═════ RECORDS SUPPLIED

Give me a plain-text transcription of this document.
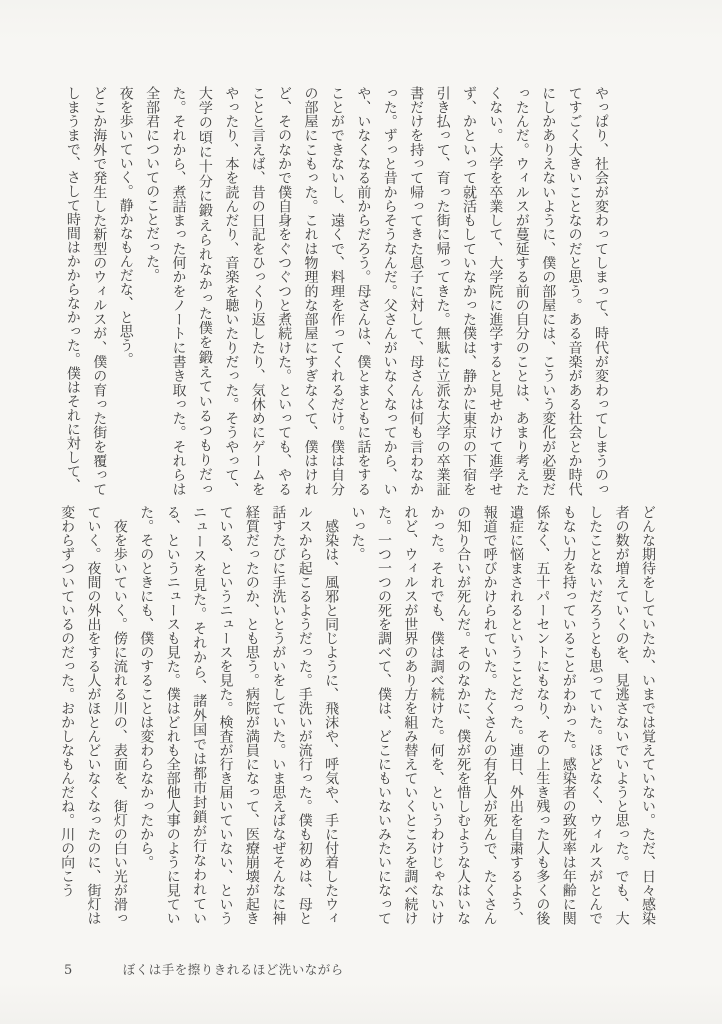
やっぱり、社会が変わってしまって、時代が変わってしまうのってすごく大きいことなのだと思う。ある音楽がある社会とか時代にしかありえないように、僕の部屋には、こういう変化が必要だったんだ。ウィルスが蔓延する前の自分のことは、あまり考えたくない。大学を卒業して、大学院に進学すると見せかけて進学せず、かといって就活もしていなかった僕は、静かに東京の下宿を引き払って、育った街に帰ってきた。無駄に立派な大学の卒業証書だけを持って帰ってきた息子に対して、母さんは何も言わなかった。ずっと昔からそうなんだ。父さんがいなくなってから、いや、いなくなる前からだろう。母さんは、僕とまともに話をすることができないし、遠くで、料理を作ってくれるだけ。僕は自分の部屋にこもった。これは物理的な部屋にすぎなくて、僕はけれど、そのなかで僕自身をぐつぐつと煮続けた。といっても、やることと言えば、昔の日記をひっくり返したり、気休めにゲームをやったり、本を読んだり、音楽を聴いたりだった。そうやって、大学の頃に十分に鍛えられなかった僕を鍛えているつもりだった。それから、煮詰まった何かをノートに書き取った。それらは全部君についてのことだった。

夜を歩いていく。静かなもんだな、と思う。

どこか海外で発生した新型のウィルスが、僕の育った街を覆ってしまうまで、さして時間はかからなかった。僕はそれに対して、

どんな期待をしていたか、いまでは覚えていない。ただ、日々感染者の数が増えていくのを、見逃さないでいようと思った。でも、大したことないだろうとも思っていた。ほどなく、ウィルスがとんでもない力を持っていることがわかった。感染者の致死率は年齢に関係なく、五十パーセントにもなり、その上生き残った人も多くの後遺症に悩まされるということだった。連日、外出を自粛するよう、報道で呼びかけられていた。たくさんの有名人が死んで、たくさんの知り合いが死んだ。そのなかに、僕が死を惜しむような人はいなかった。それでも、僕は調べ続けた。何を、というわけじゃないけれど、ウィルスが世界のあり方を組み替えていくところを調べ続けた。一つ一つの死を調べて、僕は、どこにもいないみたいになっていった。

　感染は、風邪と同じように、飛沫や、呼気や、手に付着したウィルスから起こるようだった。手洗いが流行った。僕も初めは、母と話すたびに手洗いとうがいをしていた。いま思えばなぜそんなに神経質だったのか、とも思う。病院が満員になって、医療崩壊が起きている、というニュースを見た。検査が行き届いていない、というニュースを見た。それから、諸外国では都市封鎖が行なわれている、というニュースも見た。僕はどれも全部他人事のように見ていた。そのときにも、僕のすることは変わらなかったから。

　夜を歩いていく。傍に流れる川の、表面を、街灯の白い光が滑っていく。夜間の外出をする人がほとんどいなくなったのに、街灯は変わらずついているのだった。おかしなもんだね。川の向こう

5	ぼくは手を擦りきれるほど洗いながら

══════════

WHAT IS REQUIRED: Leave out the pictures and copy every record above exactly.

SOLUTION:
Give me a plain-text transcription of this document.
やっぱり、社会が変わってしまって、時代が変わってしまうのってすごく大きいことなのだと思う。ある音楽がある社会とか時代にしかありえないように、僕の部屋には、こういう変化が必要だったんだ。ウィルスが蔓延する前の自分のことは、あまり考えたくない。大学を卒業して、大学院に進学すると見せかけて進学せず、かといって就活もしていなかった僕は、静かに東京の下宿を引き払って、育った街に帰ってきた。無駄に立派な大学の卒業証書だけを持って帰ってきた息子に対して、母さんは何も言わなかった。ずっと昔からそうなんだ。父さんがいなくなってから、いや、いなくなる前からだろう。母さんは、僕とまともに話をすることができないし、遠くで、料理を作ってくれるだけ。僕は自分の部屋にこもった。これは物理的な部屋にすぎなくて、僕はけれど、そのなかで僕自身をぐつぐつと煮続けた。といっても、やることと言えば、昔の日記をひっくり返したり、気休めにゲームをやったり、本を読んだり、音楽を聴いたりだった。そうやって、大学の頃に十分に鍛えられなかった僕を鍛えているつもりだった。それから、煮詰まった何かをノートに書き取った。それらは全部君についてのことだった。

夜を歩いていく。静かなもんだな、と思う。

どこか海外で発生した新型のウィルスが、僕の育った街を覆ってしまうまで、さして時間はかからなかった。僕はそれに対して、

どんな期待をしていたか、いまでは覚えていない。ただ、日々感染者の数が増えていくのを、見逃さないでいようと思った。でも、大したことないだろうとも思っていた。ほどなく、ウィルスがとんでもない力を持っていることがわかった。感染者の致死率は年齢に関係なく、五十パーセントにもなり、その上生き残った人も多くの後遺症に悩まされるということだった。連日、外出を自粛するよう、報道で呼びかけられていた。たくさんの有名人が死んで、たくさんの知り合いが死んだ。そのなかに、僕が死を惜しむような人はいなかった。それでも、僕は調べ続けた。何を、というわけじゃないけれど、ウィルスが世界のあり方を組み替えていくところを調べ続けた。一つ一つの死を調べて、僕は、どこにもいないみたいになっていった。

　感染は、風邪と同じように、飛沫や、呼気や、手に付着したウィルスから起こるようだった。手洗いが流行った。僕も初めは、母と話すたびに手洗いとうがいをしていた。いま思えばなぜそんなに神経質だったのか、とも思う。病院が満員になって、医療崩壊が起きている、というニュースを見た。検査が行き届いていない、というニュースを見た。それから、諸外国では都市封鎖が行なわれている、というニュースも見た。僕はどれも全部他人事のように見ていた。そのときにも、僕のすることは変わらなかったから。

　夜を歩いていく。傍に流れる川の、表面を、街灯の白い光が滑っていく。夜間の外出をする人がほとんどいなくなったのに、街灯は変わらずついているのだった。おかしなもんだね。川の向こう

5	ぼくは手を擦りきれるほど洗いながら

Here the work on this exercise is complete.